• WHAT IS REQUIRED: Render every line of the data below as a numbered list, leaving out any blank lines.

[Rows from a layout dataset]

########################################

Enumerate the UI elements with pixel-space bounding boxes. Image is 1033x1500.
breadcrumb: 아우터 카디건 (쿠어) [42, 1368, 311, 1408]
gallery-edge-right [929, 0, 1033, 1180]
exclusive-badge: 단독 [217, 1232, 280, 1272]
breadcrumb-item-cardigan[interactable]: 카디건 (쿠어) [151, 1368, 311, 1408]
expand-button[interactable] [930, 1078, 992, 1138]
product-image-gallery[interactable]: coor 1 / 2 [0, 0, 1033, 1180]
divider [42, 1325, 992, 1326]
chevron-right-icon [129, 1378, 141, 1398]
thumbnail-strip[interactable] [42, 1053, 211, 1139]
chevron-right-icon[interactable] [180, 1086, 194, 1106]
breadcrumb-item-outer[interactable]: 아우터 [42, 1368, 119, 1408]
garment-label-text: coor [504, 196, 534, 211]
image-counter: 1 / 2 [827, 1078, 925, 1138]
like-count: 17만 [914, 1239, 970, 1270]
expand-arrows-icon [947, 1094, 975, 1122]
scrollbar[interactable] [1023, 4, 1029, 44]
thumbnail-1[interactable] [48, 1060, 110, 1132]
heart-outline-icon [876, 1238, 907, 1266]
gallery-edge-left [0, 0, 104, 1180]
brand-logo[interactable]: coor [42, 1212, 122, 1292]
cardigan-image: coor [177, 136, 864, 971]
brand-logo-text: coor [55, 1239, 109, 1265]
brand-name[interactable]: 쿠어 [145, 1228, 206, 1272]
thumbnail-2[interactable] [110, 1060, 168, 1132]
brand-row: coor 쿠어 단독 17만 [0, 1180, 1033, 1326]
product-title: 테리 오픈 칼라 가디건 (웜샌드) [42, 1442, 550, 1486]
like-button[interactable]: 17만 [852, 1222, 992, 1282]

########################################

• TASK OUTPUT:
1. Enumerate the UI elements with pixel-space bounding boxes. Image is 1033x1500.
2. breadcrumb: 아우터 카디건 (쿠어) [42, 1368, 311, 1408]
3. gallery-edge-right [929, 0, 1033, 1180]
4. exclusive-badge: 단독 [217, 1232, 280, 1272]
5. breadcrumb-item-cardigan[interactable]: 카디건 (쿠어) [151, 1368, 311, 1408]
6. expand-button[interactable] [930, 1078, 992, 1138]
7. product-image-gallery[interactable]: coor 1 / 2 [0, 0, 1033, 1180]
8. divider [42, 1325, 992, 1326]
9. chevron-right-icon [129, 1378, 141, 1398]
10. thumbnail-strip[interactable] [42, 1053, 211, 1139]
11. chevron-right-icon[interactable] [180, 1086, 194, 1106]
12. breadcrumb-item-outer[interactable]: 아우터 [42, 1368, 119, 1408]
13. garment-label-text: coor [504, 196, 534, 211]
14. image-counter: 1 / 2 [827, 1078, 925, 1138]
15. like-count: 17만 [914, 1239, 970, 1270]
16. expand-arrows-icon [947, 1094, 975, 1122]
17. scrollbar[interactable] [1023, 4, 1029, 44]
18. thumbnail-1[interactable] [48, 1060, 110, 1132]
19. heart-outline-icon [876, 1238, 907, 1266]
20. gallery-edge-left [0, 0, 104, 1180]
21. brand-logo[interactable]: coor [42, 1212, 122, 1292]
22. cardigan-image: coor [177, 136, 864, 971]
23. brand-logo-text: coor [55, 1239, 109, 1265]
24. brand-name[interactable]: 쿠어 [145, 1228, 206, 1272]
25. thumbnail-2[interactable] [110, 1060, 168, 1132]
26. brand-row: coor 쿠어 단독 17만 [0, 1180, 1033, 1326]
27. product-title: 테리 오픈 칼라 가디건 (웜샌드) [42, 1442, 550, 1486]
28. like-button[interactable]: 17만 [852, 1222, 992, 1282]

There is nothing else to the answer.